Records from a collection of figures
━━━━━━

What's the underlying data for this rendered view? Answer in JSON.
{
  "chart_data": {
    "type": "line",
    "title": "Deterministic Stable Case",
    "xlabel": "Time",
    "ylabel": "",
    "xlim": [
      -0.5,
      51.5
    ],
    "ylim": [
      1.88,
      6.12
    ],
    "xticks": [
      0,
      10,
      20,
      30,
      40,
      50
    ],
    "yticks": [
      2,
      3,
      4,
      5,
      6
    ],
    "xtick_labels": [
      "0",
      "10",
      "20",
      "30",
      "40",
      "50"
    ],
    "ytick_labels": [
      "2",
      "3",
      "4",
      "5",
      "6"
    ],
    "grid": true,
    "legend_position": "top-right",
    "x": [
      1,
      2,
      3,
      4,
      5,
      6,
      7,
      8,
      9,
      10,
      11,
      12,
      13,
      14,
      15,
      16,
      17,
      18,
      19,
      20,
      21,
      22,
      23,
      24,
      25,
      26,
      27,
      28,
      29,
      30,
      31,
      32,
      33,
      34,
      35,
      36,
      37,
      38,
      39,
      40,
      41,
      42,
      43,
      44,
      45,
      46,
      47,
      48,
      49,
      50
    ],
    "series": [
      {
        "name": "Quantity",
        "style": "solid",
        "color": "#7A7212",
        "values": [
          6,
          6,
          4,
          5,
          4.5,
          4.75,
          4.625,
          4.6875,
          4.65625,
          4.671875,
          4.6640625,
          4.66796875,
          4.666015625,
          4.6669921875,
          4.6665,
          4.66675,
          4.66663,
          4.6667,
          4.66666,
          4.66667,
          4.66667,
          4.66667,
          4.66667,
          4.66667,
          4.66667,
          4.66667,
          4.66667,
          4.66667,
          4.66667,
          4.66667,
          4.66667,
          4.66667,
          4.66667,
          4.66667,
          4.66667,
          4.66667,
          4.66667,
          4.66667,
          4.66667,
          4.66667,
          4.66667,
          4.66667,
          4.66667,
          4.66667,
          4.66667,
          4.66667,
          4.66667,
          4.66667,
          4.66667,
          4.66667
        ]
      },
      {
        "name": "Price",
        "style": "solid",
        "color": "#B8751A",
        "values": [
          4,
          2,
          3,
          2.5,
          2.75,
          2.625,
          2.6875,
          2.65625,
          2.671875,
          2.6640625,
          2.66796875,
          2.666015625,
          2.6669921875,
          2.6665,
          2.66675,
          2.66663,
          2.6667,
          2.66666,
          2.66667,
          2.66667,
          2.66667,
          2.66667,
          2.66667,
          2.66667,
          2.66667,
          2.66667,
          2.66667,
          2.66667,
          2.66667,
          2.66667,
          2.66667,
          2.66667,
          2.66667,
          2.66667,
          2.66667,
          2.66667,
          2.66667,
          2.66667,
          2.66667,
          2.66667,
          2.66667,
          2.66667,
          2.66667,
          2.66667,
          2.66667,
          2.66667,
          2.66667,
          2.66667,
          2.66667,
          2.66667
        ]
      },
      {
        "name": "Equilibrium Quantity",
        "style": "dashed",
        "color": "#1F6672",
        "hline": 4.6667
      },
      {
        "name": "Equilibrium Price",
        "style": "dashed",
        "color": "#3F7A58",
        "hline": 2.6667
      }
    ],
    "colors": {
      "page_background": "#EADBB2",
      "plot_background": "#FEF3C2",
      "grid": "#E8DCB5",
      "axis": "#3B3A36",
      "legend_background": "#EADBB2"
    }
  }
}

━━━━━━

* WHAT THE TASK REQUIRES:
Transcribe the entire listing above precisely.

* ANSWER TO THE PROBLEM:
What's the underlying data for this rendered view? Answer in JSON.
{
  "chart_data": {
    "type": "line",
    "title": "Deterministic Stable Case",
    "xlabel": "Time",
    "ylabel": "",
    "xlim": [
      -0.5,
      51.5
    ],
    "ylim": [
      1.88,
      6.12
    ],
    "xticks": [
      0,
      10,
      20,
      30,
      40,
      50
    ],
    "yticks": [
      2,
      3,
      4,
      5,
      6
    ],
    "xtick_labels": [
      "0",
      "10",
      "20",
      "30",
      "40",
      "50"
    ],
    "ytick_labels": [
      "2",
      "3",
      "4",
      "5",
      "6"
    ],
    "grid": true,
    "legend_position": "top-right",
    "x": [
      1,
      2,
      3,
      4,
      5,
      6,
      7,
      8,
      9,
      10,
      11,
      12,
      13,
      14,
      15,
      16,
      17,
      18,
      19,
      20,
      21,
      22,
      23,
      24,
      25,
      26,
      27,
      28,
      29,
      30,
      31,
      32,
      33,
      34,
      35,
      36,
      37,
      38,
      39,
      40,
      41,
      42,
      43,
      44,
      45,
      46,
      47,
      48,
      49,
      50
    ],
    "series": [
      {
        "name": "Quantity",
        "style": "solid",
        "color": "#7A7212",
        "values": [
          6,
          6,
          4,
          5,
          4.5,
          4.75,
          4.625,
          4.6875,
          4.65625,
          4.671875,
          4.6640625,
          4.66796875,
          4.666015625,
          4.6669921875,
          4.6665,
          4.66675,
          4.66663,
          4.6667,
          4.66666,
          4.66667,
          4.66667,
          4.66667,
          4.66667,
          4.66667,
          4.66667,
          4.66667,
          4.66667,
          4.66667,
          4.66667,
          4.66667,
          4.66667,
          4.66667,
          4.66667,
          4.66667,
          4.66667,
          4.66667,
          4.66667,
          4.66667,
          4.66667,
          4.66667,
          4.66667,
          4.66667,
          4.66667,
          4.66667,
          4.66667,
          4.66667,
          4.66667,
          4.66667,
          4.66667,
          4.66667
        ]
      },
      {
        "name": "Price",
        "style": "solid",
        "color": "#B8751A",
        "values": [
          4,
          2,
          3,
          2.5,
          2.75,
          2.625,
          2.6875,
          2.65625,
          2.671875,
          2.6640625,
          2.66796875,
          2.666015625,
          2.6669921875,
          2.6665,
          2.66675,
          2.66663,
          2.6667,
          2.66666,
          2.66667,
          2.66667,
          2.66667,
          2.66667,
          2.66667,
          2.66667,
          2.66667,
          2.66667,
          2.66667,
          2.66667,
          2.66667,
          2.66667,
          2.66667,
          2.66667,
          2.66667,
          2.66667,
          2.66667,
          2.66667,
          2.66667,
          2.66667,
          2.66667,
          2.66667,
          2.66667,
          2.66667,
          2.66667,
          2.66667,
          2.66667,
          2.66667,
          2.66667,
          2.66667,
          2.66667,
          2.66667
        ]
      },
      {
        "name": "Equilibrium Quantity",
        "style": "dashed",
        "color": "#1F6672",
        "hline": 4.6667
      },
      {
        "name": "Equilibrium Price",
        "style": "dashed",
        "color": "#3F7A58",
        "hline": 2.6667
      }
    ],
    "colors": {
      "page_background": "#EADBB2",
      "plot_background": "#FEF3C2",
      "grid": "#E8DCB5",
      "axis": "#3B3A36",
      "legend_background": "#EADBB2"
    }
  }
}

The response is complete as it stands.